Aim: Reproduce every line of the records below without any change, keeping them in the order they appear.

Records for the task:
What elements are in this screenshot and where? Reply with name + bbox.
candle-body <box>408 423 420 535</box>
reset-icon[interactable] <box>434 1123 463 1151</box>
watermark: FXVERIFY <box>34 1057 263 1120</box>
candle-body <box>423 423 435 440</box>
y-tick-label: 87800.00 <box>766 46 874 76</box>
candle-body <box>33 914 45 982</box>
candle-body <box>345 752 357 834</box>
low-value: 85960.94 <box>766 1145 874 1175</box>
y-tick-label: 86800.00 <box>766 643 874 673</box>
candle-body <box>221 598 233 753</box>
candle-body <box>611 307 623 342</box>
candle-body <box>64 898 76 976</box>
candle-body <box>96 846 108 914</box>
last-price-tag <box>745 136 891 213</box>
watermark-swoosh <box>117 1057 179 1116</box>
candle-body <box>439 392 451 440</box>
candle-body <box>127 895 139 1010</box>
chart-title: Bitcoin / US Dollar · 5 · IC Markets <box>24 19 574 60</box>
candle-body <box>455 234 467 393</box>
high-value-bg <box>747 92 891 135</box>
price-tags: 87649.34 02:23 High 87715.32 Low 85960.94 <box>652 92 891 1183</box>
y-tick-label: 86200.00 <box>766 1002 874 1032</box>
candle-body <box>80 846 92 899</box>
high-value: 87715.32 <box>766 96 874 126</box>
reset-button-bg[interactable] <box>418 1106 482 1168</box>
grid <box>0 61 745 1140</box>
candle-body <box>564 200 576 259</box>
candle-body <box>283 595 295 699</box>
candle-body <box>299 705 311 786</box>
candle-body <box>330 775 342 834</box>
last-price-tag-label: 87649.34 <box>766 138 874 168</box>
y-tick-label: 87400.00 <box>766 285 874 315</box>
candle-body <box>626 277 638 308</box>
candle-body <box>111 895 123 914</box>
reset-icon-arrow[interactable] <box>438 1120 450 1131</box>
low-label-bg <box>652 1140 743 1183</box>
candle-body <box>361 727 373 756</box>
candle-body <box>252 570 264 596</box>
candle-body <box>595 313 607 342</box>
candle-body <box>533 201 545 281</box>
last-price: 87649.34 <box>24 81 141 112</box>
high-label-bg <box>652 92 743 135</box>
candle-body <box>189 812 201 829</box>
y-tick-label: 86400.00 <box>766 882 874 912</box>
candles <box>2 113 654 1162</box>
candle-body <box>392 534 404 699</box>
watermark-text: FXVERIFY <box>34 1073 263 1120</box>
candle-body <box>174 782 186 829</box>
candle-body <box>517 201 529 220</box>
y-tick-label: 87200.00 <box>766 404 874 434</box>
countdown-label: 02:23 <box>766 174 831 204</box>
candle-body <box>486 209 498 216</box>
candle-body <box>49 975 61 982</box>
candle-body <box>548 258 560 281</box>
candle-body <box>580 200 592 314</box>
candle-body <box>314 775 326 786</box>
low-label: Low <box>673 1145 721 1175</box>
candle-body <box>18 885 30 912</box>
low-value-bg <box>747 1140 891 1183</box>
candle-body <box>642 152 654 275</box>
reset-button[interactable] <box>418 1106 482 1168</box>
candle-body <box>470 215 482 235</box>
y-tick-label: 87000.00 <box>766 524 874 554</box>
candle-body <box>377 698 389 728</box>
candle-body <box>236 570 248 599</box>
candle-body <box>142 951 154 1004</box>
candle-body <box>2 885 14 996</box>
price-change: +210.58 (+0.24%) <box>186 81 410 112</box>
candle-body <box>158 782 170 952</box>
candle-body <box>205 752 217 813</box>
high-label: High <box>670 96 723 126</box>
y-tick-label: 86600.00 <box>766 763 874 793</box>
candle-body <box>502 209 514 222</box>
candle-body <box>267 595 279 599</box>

Complete output:
What elements are in this screenshot and where? Reply with name + bbox.
candle-body <box>408 423 420 535</box>
reset-icon[interactable] <box>434 1123 463 1151</box>
watermark: FXVERIFY <box>34 1057 263 1120</box>
candle-body <box>423 423 435 440</box>
y-tick-label: 87800.00 <box>766 46 874 76</box>
candle-body <box>33 914 45 982</box>
candle-body <box>345 752 357 834</box>
low-value: 85960.94 <box>766 1145 874 1175</box>
y-tick-label: 86800.00 <box>766 643 874 673</box>
candle-body <box>221 598 233 753</box>
candle-body <box>611 307 623 342</box>
candle-body <box>64 898 76 976</box>
candle-body <box>96 846 108 914</box>
last-price-tag <box>745 136 891 213</box>
watermark-swoosh <box>117 1057 179 1116</box>
candle-body <box>439 392 451 440</box>
candle-body <box>127 895 139 1010</box>
chart-title: Bitcoin / US Dollar · 5 · IC Markets <box>24 19 574 60</box>
candle-body <box>455 234 467 393</box>
high-value-bg <box>747 92 891 135</box>
price-tags: 87649.34 02:23 High 87715.32 Low 85960.94 <box>652 92 891 1183</box>
y-tick-label: 86200.00 <box>766 1002 874 1032</box>
candle-body <box>80 846 92 899</box>
high-value: 87715.32 <box>766 96 874 126</box>
reset-button-bg[interactable] <box>418 1106 482 1168</box>
grid <box>0 61 745 1140</box>
candle-body <box>564 200 576 259</box>
candle-body <box>283 595 295 699</box>
candle-body <box>299 705 311 786</box>
candle-body <box>330 775 342 834</box>
last-price-tag-label: 87649.34 <box>766 138 874 168</box>
y-tick-label: 87400.00 <box>766 285 874 315</box>
candle-body <box>626 277 638 308</box>
candle-body <box>111 895 123 914</box>
reset-icon-arrow[interactable] <box>438 1120 450 1131</box>
low-label-bg <box>652 1140 743 1183</box>
candle-body <box>361 727 373 756</box>
candle-body <box>252 570 264 596</box>
candle-body <box>595 313 607 342</box>
candle-body <box>533 201 545 281</box>
last-price: 87649.34 <box>24 81 141 112</box>
high-label-bg <box>652 92 743 135</box>
candle-body <box>189 812 201 829</box>
y-tick-label: 86400.00 <box>766 882 874 912</box>
candles <box>2 113 654 1162</box>
candle-body <box>392 534 404 699</box>
watermark-text: FXVERIFY <box>34 1073 263 1120</box>
candle-body <box>174 782 186 829</box>
candle-body <box>517 201 529 220</box>
y-tick-label: 87200.00 <box>766 404 874 434</box>
countdown-label: 02:23 <box>766 174 831 204</box>
candle-body <box>486 209 498 216</box>
candle-body <box>49 975 61 982</box>
candle-body <box>548 258 560 281</box>
candle-body <box>580 200 592 314</box>
candle-body <box>314 775 326 786</box>
low-label: Low <box>673 1145 721 1175</box>
candle-body <box>18 885 30 912</box>
low-value-bg <box>747 1140 891 1183</box>
candle-body <box>642 152 654 275</box>
reset-button[interactable] <box>418 1106 482 1168</box>
candle-body <box>470 215 482 235</box>
y-tick-label: 87000.00 <box>766 524 874 554</box>
candle-body <box>377 698 389 728</box>
candle-body <box>236 570 248 599</box>
candle-body <box>142 951 154 1004</box>
candle-body <box>2 885 14 996</box>
price-change: +210.58 (+0.24%) <box>186 81 410 112</box>
candle-body <box>158 782 170 952</box>
candle-body <box>205 752 217 813</box>
high-label: High <box>670 96 723 126</box>
y-tick-label: 86600.00 <box>766 763 874 793</box>
candle-body <box>502 209 514 222</box>
candle-body <box>267 595 279 599</box>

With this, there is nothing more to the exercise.